Task to carry out ▸ Please pick out every line of the data below that contains the string "block", and copy each one.

Stored data
* * *

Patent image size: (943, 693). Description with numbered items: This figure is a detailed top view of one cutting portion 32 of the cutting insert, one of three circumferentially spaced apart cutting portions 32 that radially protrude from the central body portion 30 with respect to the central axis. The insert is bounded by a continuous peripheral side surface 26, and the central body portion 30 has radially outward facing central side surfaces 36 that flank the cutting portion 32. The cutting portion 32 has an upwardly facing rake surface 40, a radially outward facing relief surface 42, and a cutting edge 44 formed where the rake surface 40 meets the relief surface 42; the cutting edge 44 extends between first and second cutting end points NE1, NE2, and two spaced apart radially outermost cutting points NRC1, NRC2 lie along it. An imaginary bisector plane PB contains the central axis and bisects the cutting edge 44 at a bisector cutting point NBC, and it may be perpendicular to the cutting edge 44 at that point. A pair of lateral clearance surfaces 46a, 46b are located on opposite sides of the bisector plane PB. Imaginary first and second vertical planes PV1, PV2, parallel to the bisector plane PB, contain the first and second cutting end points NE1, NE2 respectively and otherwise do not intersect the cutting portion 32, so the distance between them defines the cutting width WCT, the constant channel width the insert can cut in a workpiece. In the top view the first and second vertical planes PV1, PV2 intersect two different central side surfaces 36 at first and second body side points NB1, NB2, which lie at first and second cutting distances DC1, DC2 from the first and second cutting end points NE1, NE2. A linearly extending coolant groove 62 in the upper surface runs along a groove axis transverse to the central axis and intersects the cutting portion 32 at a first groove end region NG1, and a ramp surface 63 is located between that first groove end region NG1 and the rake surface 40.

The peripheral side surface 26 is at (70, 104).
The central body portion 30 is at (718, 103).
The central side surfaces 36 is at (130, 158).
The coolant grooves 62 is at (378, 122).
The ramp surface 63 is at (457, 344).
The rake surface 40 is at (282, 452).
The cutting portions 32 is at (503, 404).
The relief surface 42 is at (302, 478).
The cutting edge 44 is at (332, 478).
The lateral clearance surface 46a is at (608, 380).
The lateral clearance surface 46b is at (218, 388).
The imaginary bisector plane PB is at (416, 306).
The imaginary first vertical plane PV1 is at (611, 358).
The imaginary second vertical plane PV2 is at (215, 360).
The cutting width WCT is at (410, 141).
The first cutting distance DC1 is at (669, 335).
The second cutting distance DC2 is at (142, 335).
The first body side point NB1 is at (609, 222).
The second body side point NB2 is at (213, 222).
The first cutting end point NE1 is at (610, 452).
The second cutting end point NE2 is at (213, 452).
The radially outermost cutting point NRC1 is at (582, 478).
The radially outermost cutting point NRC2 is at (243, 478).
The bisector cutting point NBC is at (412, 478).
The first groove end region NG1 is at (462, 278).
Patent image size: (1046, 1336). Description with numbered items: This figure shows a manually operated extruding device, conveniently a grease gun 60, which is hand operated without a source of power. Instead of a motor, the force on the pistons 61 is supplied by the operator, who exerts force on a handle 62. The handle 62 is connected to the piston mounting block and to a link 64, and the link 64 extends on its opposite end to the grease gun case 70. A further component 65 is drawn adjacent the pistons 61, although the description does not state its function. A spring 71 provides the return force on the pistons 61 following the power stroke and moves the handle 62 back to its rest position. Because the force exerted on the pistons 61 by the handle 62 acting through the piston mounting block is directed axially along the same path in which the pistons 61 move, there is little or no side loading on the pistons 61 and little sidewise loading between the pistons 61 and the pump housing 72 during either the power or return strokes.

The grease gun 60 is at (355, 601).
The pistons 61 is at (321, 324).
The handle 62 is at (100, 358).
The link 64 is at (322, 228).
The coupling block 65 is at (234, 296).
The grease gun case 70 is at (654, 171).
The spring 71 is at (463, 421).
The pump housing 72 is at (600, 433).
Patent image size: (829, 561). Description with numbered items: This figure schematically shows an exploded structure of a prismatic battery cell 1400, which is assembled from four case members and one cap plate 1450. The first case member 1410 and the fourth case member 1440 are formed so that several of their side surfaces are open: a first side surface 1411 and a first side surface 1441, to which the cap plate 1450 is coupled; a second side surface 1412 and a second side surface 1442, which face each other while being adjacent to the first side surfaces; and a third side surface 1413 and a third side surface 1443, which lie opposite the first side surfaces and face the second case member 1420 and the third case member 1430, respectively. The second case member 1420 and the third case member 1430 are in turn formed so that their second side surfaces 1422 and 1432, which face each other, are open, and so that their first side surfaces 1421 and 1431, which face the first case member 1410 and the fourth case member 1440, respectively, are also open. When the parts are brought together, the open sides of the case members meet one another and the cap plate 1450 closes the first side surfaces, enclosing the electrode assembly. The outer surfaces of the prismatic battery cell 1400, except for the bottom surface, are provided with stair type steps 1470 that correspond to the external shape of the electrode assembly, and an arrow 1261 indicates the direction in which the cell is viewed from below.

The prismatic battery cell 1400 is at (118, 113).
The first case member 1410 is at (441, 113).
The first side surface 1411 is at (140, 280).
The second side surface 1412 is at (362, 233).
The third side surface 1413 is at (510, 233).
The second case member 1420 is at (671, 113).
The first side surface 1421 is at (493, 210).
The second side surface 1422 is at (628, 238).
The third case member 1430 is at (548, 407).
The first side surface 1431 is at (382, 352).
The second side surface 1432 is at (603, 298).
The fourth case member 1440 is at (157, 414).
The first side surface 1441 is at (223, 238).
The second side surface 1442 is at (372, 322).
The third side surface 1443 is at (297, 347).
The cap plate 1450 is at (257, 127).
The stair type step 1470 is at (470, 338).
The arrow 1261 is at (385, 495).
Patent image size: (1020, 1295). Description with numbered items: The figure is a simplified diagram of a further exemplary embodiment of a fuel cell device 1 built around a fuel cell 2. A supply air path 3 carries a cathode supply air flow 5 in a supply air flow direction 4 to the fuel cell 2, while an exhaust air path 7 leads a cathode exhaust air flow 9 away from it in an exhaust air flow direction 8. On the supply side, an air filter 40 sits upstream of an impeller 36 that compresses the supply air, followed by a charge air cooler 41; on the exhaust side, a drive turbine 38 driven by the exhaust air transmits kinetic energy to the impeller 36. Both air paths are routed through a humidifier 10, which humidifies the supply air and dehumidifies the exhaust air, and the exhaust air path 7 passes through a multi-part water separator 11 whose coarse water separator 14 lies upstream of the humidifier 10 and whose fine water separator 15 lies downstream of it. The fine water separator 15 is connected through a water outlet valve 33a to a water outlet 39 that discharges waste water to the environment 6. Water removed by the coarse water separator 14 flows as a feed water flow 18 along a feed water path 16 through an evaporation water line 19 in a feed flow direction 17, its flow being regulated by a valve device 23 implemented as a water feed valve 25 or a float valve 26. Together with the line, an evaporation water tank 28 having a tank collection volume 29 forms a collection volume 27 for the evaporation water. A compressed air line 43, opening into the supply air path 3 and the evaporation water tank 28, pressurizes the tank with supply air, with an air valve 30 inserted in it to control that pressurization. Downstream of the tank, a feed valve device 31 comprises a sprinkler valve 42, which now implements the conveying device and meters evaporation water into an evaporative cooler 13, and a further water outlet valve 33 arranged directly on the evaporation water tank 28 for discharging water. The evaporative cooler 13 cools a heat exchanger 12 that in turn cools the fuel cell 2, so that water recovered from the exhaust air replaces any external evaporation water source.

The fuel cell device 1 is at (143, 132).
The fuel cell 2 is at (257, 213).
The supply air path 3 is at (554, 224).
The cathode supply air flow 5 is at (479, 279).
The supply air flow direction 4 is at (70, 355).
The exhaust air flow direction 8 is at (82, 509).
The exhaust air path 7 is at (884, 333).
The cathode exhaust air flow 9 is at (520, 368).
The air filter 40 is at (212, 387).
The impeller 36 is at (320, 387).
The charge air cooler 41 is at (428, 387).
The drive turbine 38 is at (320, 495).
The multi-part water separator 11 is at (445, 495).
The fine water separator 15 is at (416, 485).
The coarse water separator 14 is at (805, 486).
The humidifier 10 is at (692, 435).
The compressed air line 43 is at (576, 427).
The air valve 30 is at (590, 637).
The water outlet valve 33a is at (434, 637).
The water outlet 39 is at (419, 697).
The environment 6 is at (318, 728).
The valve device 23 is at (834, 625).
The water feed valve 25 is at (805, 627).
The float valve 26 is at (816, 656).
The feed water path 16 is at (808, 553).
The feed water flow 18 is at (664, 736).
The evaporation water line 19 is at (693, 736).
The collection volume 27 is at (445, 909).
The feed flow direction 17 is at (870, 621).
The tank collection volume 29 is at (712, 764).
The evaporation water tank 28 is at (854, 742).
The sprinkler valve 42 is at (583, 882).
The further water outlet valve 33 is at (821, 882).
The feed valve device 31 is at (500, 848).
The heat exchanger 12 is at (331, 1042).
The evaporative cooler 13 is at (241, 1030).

* * *

The answer ▸
Patent image size: (1046, 1336). Description with numbered items: This figure shows a manually operated extruding device, conveniently a grease gun 60, which is hand operated without a source of power. Instead of a motor, the force on the pistons 61 is supplied by the operator, who exerts force on a handle 62. The handle 62 is connected to the piston mounting block and to a link 64, and the link 64 extends on its opposite end to the grease gun case 70. A further component 65 is drawn adjacent the pistons 61, although the description does not state its function. A spring 71 provides the return force on the pistons 61 following the power stroke and moves the handle 62 back to its rest position. Because the force exerted on the pistons 61 by the handle 62 acting through the piston mounting block is directed axially along the same path in which the pistons 61 move, there is little or no side loading on the pistons 61 and little sidewise loading between the pistons 61 and the pump housing 72 during either the power or return strokes.
The coupling block 65 is at (234, 296).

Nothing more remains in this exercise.